AVAILABLE RECORDS —
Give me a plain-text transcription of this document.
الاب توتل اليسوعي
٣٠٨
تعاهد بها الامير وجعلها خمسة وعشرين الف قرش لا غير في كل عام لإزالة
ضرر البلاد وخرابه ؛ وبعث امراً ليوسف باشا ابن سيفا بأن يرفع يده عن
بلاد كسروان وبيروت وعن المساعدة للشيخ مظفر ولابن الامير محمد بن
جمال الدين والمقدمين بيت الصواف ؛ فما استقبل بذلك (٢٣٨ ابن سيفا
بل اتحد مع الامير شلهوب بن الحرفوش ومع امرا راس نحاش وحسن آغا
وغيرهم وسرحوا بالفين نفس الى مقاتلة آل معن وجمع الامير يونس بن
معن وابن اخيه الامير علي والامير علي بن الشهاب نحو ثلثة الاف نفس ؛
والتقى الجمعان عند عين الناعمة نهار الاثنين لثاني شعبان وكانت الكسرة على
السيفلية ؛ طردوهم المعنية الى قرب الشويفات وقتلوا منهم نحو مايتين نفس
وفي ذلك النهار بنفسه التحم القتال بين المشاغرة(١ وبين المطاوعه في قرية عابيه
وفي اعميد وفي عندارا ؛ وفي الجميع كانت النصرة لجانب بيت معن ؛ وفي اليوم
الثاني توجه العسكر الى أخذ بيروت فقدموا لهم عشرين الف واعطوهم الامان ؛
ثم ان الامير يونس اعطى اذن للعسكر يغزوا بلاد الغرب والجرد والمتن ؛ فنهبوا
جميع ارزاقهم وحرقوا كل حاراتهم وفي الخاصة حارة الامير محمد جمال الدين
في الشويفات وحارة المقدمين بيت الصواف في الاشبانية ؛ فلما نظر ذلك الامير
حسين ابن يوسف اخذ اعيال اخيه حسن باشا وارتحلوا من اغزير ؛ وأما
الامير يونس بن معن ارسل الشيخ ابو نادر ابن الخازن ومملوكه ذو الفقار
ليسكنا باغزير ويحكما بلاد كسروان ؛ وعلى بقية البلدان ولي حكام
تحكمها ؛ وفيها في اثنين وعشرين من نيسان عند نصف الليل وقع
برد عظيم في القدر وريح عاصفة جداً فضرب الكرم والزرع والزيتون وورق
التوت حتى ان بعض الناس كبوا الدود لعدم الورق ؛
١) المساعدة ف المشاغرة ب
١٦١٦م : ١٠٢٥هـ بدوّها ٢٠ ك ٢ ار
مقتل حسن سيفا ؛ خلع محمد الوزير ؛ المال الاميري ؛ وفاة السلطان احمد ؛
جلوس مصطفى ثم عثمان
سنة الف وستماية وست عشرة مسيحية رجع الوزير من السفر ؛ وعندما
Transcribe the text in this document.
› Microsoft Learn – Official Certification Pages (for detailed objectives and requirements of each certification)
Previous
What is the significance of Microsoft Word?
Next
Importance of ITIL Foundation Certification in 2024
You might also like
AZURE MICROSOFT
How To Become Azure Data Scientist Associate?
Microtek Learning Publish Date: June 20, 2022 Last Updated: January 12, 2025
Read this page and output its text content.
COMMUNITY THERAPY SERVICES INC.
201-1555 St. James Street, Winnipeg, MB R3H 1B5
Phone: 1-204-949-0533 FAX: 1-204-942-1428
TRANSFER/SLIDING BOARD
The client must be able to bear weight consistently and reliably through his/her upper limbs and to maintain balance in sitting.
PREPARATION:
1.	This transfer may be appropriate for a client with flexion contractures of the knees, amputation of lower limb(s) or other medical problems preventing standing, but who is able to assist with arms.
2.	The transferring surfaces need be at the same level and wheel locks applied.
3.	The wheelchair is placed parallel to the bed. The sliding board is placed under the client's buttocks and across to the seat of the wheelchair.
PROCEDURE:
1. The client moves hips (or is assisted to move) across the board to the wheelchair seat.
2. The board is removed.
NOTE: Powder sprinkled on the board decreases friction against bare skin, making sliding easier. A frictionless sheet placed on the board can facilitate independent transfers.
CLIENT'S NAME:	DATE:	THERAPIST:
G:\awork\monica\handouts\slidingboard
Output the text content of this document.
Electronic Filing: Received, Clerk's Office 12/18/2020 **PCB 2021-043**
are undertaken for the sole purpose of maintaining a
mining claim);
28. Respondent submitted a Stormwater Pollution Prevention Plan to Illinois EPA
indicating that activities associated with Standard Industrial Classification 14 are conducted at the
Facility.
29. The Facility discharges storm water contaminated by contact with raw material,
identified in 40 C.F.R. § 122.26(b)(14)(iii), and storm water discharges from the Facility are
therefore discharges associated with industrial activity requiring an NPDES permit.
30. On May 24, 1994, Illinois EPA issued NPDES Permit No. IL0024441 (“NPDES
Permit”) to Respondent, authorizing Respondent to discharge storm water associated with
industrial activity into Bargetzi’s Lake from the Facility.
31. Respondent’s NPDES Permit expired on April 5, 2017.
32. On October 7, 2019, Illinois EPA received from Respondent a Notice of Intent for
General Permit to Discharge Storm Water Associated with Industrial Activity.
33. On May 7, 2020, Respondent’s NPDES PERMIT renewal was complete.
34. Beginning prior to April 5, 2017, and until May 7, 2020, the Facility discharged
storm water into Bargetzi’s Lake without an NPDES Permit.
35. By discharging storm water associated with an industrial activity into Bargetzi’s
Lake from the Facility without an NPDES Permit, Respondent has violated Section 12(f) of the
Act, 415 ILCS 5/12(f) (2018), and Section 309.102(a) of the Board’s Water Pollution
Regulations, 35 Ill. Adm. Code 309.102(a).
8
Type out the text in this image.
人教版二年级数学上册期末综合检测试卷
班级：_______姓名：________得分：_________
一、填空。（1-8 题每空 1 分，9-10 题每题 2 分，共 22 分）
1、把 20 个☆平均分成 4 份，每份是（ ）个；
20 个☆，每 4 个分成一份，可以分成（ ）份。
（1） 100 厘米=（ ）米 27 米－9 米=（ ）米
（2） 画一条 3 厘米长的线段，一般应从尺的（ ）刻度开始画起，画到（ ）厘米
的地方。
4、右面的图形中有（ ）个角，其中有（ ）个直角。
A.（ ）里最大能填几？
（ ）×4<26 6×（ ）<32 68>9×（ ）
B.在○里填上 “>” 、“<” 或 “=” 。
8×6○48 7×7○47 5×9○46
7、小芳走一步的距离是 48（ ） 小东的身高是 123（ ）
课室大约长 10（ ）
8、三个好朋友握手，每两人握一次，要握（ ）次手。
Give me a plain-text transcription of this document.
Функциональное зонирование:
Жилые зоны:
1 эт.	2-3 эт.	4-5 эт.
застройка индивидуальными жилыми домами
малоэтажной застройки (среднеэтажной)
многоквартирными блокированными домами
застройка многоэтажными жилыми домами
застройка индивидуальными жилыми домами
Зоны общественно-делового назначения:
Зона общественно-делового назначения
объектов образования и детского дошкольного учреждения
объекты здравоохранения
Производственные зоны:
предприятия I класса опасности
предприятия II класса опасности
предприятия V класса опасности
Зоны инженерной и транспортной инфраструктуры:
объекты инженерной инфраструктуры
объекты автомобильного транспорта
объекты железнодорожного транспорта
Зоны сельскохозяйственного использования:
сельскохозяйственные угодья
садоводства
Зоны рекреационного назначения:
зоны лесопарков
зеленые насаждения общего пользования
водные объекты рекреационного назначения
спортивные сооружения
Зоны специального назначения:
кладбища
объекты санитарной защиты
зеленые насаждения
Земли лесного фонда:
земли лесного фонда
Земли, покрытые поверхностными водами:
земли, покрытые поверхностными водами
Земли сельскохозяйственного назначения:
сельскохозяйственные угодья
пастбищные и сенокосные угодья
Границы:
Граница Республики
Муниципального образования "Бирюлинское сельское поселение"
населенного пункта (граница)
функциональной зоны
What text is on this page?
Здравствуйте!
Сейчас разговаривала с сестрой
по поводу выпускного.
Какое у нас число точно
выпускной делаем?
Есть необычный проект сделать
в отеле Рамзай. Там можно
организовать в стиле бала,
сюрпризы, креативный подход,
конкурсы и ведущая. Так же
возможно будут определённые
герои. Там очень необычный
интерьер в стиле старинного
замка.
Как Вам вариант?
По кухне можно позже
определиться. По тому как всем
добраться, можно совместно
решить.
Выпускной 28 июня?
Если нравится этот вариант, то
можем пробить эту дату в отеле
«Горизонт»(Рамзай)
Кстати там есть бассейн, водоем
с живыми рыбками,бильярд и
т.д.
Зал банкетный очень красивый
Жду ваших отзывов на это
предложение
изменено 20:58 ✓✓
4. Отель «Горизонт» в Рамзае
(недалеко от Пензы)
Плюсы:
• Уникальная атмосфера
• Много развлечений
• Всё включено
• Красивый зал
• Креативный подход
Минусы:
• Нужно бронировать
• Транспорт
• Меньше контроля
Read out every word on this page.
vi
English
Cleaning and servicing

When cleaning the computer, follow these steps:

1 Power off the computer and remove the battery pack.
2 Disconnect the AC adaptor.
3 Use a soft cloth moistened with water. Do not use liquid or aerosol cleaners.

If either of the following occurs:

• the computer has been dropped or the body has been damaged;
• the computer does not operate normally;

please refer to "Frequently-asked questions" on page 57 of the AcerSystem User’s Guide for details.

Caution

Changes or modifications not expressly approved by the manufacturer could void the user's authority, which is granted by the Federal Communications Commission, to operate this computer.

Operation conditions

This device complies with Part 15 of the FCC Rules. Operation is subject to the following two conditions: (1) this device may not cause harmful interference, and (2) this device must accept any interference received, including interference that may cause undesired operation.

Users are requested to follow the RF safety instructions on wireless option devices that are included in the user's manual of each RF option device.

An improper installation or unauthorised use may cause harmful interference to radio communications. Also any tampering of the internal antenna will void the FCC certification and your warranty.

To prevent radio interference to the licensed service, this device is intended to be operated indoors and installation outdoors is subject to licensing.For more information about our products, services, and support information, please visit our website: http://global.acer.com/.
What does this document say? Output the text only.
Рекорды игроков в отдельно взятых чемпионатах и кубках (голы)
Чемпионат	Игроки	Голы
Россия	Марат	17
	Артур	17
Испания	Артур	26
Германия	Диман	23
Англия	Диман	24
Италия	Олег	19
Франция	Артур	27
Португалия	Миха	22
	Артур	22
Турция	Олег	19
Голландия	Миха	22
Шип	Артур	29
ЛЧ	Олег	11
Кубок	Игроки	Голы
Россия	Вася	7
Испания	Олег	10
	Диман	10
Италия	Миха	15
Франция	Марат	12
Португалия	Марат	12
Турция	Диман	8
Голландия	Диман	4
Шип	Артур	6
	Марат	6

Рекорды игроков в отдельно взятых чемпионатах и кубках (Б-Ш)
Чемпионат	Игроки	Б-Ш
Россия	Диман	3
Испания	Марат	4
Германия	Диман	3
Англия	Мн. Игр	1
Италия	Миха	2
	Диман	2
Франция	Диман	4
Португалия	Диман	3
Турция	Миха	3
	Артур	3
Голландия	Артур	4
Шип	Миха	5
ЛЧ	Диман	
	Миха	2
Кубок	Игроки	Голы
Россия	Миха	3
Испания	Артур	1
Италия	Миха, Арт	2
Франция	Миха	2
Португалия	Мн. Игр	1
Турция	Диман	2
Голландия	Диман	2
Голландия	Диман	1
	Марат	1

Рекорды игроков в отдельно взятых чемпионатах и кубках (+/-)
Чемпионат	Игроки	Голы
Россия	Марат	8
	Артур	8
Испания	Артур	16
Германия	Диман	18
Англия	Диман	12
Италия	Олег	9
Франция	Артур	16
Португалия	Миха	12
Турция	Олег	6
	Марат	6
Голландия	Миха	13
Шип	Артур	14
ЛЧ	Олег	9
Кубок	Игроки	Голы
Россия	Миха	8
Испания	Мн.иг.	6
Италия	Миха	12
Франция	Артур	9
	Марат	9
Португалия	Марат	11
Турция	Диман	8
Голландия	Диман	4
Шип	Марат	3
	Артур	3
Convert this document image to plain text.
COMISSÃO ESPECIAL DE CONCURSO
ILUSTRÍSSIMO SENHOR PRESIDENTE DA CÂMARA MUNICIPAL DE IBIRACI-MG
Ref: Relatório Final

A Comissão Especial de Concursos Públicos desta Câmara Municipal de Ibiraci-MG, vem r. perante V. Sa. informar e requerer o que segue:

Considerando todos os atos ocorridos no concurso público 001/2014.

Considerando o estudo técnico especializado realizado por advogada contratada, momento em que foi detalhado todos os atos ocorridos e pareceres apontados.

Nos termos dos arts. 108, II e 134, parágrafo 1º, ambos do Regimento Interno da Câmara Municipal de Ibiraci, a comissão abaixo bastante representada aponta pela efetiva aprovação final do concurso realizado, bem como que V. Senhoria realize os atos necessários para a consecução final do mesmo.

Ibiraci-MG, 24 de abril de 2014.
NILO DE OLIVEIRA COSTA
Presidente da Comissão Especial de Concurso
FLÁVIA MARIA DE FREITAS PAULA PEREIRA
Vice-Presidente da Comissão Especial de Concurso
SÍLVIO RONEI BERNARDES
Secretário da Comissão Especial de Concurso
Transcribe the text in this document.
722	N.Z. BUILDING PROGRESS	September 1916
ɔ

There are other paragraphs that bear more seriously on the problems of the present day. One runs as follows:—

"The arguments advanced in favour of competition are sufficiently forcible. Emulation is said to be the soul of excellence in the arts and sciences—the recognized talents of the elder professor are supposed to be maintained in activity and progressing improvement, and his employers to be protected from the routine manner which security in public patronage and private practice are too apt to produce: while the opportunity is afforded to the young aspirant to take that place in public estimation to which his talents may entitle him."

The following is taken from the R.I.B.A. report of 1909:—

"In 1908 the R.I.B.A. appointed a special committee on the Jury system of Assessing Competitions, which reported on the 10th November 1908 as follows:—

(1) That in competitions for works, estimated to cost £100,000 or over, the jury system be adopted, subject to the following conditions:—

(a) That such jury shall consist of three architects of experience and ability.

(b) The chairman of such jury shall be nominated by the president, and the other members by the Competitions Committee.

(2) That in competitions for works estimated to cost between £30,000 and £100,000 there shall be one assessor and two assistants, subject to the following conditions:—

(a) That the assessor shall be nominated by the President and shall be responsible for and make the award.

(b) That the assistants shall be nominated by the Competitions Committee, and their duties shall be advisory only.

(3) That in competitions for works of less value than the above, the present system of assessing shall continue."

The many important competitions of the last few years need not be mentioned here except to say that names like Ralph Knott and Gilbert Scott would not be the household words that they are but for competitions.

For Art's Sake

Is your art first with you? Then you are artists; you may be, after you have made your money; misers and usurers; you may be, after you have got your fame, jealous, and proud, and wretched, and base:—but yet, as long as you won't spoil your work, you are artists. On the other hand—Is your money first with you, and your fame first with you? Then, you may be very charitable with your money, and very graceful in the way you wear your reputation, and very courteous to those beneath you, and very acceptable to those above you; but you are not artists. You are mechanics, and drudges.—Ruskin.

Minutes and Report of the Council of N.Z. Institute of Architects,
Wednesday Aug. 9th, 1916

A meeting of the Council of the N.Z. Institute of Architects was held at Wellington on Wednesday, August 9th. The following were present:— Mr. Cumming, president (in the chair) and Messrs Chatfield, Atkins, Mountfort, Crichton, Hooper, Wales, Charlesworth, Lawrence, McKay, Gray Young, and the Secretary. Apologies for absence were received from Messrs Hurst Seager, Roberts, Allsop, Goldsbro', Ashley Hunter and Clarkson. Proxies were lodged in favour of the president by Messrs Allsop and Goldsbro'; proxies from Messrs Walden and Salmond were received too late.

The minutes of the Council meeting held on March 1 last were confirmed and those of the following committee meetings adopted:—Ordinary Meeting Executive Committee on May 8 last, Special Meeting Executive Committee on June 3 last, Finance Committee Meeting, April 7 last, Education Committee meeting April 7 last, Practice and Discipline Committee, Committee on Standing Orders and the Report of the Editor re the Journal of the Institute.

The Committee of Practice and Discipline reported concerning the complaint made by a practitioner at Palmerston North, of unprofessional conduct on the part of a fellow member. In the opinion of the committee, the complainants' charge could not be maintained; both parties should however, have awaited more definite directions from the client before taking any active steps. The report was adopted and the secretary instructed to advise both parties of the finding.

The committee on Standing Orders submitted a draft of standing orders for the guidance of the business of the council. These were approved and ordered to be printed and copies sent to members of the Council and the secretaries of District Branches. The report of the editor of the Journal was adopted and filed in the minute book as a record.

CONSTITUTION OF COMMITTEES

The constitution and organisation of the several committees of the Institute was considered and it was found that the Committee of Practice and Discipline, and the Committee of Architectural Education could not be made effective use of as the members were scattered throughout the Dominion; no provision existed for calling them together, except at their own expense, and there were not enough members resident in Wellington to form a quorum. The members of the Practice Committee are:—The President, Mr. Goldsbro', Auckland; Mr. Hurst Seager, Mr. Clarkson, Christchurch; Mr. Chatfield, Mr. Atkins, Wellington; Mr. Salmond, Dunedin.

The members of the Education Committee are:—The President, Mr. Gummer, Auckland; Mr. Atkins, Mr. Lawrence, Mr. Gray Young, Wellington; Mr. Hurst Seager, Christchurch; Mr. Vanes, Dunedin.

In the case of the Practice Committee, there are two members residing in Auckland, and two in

STATED EXERCISE — Find the lines above that include the string "Рамзай" and copy them.

ANSWER FOR THE TASK —
в отеле Рамзай. Там можно
«Горизонт»(Рамзай)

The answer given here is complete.